Problem to solve — Without the images, print all the entries below exactly as given.

[Dataset records on visual material]
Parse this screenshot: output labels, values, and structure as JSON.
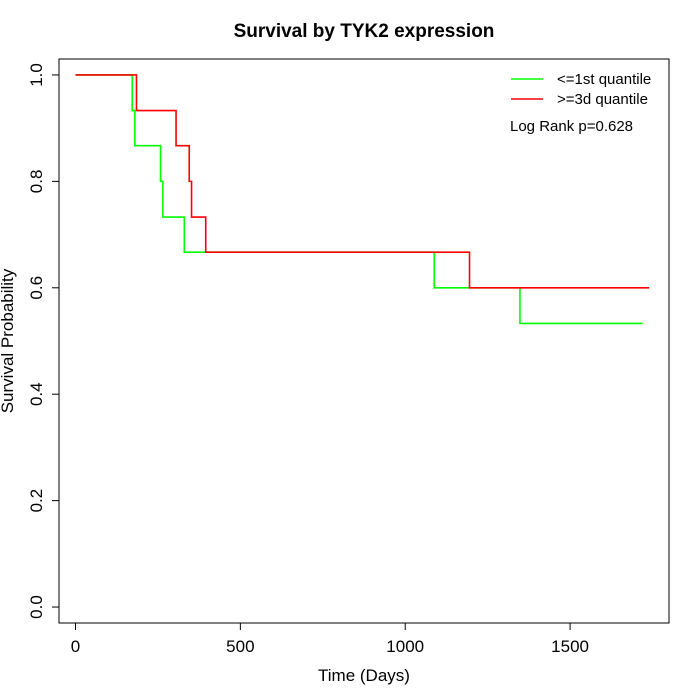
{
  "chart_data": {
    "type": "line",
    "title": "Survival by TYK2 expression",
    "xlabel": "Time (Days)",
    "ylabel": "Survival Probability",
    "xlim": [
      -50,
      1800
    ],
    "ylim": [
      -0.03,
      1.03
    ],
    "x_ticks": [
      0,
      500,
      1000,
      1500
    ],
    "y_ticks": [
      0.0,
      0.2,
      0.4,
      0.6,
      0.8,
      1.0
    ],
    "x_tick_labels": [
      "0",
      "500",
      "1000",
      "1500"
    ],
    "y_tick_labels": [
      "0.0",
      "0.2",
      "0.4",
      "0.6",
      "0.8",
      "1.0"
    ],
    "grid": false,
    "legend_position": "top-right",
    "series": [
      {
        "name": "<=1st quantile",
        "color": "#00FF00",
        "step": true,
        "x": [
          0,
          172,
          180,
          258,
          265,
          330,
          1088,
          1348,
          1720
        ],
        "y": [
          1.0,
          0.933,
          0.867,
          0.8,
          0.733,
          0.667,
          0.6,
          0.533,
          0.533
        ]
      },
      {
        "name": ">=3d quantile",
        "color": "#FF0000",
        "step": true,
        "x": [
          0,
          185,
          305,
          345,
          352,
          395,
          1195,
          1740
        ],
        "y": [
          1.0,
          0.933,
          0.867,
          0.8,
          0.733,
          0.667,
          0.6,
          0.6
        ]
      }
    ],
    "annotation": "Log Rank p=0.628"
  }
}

Completed task —
Parse this screenshot: output labels, values, and structure as JSON.
{
  "chart_data": {
    "type": "line",
    "title": "Survival by TYK2 expression",
    "xlabel": "Time (Days)",
    "ylabel": "Survival Probability",
    "xlim": [
      -50,
      1800
    ],
    "ylim": [
      -0.03,
      1.03
    ],
    "x_ticks": [
      0,
      500,
      1000,
      1500
    ],
    "y_ticks": [
      0.0,
      0.2,
      0.4,
      0.6,
      0.8,
      1.0
    ],
    "x_tick_labels": [
      "0",
      "500",
      "1000",
      "1500"
    ],
    "y_tick_labels": [
      "0.0",
      "0.2",
      "0.4",
      "0.6",
      "0.8",
      "1.0"
    ],
    "grid": false,
    "legend_position": "top-right",
    "series": [
      {
        "name": "<=1st quantile",
        "color": "#00FF00",
        "step": true,
        "x": [
          0,
          172,
          180,
          258,
          265,
          330,
          1088,
          1348,
          1720
        ],
        "y": [
          1.0,
          0.933,
          0.867,
          0.8,
          0.733,
          0.667,
          0.6,
          0.533,
          0.533
        ]
      },
      {
        "name": ">=3d quantile",
        "color": "#FF0000",
        "step": true,
        "x": [
          0,
          185,
          305,
          345,
          352,
          395,
          1195,
          1740
        ],
        "y": [
          1.0,
          0.933,
          0.867,
          0.8,
          0.733,
          0.667,
          0.6,
          0.6
        ]
      }
    ],
    "annotation": "Log Rank p=0.628"
  }
}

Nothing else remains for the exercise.